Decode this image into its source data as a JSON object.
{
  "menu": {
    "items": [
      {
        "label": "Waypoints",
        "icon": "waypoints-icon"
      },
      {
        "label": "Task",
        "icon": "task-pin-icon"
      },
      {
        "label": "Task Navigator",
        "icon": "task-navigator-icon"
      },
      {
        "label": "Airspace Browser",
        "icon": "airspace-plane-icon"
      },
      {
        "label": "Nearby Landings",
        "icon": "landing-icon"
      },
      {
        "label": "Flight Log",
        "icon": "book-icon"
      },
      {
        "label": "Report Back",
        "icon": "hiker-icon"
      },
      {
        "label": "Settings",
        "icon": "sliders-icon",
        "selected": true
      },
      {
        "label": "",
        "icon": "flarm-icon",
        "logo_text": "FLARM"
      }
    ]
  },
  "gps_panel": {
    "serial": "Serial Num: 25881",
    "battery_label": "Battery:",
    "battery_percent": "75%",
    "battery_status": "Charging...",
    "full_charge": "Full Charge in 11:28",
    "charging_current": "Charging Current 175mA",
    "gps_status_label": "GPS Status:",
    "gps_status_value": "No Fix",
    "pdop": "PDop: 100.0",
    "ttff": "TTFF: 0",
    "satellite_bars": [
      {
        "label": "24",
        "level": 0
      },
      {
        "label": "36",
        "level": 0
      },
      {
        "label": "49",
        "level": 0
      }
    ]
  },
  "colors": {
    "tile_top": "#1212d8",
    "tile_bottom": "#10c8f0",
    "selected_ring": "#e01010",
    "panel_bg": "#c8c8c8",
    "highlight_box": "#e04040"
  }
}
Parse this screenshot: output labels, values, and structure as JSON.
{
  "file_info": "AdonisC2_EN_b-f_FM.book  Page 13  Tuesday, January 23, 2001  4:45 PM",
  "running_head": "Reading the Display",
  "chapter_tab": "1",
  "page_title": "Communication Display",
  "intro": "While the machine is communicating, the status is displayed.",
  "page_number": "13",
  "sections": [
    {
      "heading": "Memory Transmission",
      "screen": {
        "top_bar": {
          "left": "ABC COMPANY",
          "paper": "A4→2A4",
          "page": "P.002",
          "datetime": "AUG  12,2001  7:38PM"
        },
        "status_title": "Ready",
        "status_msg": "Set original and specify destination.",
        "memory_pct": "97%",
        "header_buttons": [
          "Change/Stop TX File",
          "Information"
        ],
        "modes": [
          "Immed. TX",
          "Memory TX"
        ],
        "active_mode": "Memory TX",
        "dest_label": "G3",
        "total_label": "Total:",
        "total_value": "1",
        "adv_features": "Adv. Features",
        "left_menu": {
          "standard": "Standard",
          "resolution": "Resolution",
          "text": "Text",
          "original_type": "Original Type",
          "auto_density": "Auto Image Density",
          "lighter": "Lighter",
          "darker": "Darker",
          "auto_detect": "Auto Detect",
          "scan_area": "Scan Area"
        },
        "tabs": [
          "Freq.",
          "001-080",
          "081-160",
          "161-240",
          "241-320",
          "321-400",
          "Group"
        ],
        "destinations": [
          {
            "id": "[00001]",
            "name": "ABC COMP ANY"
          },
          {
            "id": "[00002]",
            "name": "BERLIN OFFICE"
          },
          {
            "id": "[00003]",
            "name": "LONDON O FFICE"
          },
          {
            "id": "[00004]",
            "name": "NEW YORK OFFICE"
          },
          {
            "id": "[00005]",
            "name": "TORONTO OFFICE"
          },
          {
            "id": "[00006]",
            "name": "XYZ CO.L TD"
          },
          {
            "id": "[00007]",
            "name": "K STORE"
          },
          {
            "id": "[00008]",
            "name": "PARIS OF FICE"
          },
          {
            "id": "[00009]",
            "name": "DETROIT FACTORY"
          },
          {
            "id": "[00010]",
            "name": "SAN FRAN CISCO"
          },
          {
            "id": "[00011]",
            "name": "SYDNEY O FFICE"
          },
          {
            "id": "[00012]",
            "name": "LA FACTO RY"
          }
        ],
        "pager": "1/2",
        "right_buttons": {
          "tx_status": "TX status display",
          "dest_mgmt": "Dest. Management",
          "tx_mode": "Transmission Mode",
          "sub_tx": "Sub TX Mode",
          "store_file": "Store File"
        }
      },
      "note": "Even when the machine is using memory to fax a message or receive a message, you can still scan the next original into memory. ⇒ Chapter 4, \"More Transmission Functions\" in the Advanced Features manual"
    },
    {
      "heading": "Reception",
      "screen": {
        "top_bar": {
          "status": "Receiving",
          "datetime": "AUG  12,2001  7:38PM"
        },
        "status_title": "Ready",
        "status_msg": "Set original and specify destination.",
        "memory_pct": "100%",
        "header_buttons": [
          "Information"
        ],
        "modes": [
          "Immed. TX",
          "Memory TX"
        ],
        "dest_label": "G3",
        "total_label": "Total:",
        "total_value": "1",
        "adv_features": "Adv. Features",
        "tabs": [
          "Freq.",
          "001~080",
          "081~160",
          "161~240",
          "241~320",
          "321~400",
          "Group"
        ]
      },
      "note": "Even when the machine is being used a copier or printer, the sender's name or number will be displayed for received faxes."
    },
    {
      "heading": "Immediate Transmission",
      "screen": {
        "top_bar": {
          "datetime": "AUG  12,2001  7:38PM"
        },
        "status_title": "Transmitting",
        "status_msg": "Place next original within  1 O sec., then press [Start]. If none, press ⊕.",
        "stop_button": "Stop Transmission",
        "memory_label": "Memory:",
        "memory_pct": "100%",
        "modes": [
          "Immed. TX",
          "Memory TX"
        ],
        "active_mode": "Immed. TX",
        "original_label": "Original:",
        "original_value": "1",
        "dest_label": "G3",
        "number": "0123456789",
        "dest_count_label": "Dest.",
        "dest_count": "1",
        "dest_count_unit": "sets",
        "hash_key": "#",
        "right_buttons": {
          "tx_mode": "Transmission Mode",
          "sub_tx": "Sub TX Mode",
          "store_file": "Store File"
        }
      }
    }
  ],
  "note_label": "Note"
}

## [Aim]
Take every line that includes the string "into" and copy it.

## [Solution]
Decode this image into its source data as a JSON object.
      "note": "Even when the machine is using memory to fax a message or receive a message, you can still scan the next original into memory. ⇒ Chapter 4, \"More Transmission Functions\" in the Advanced Features manual"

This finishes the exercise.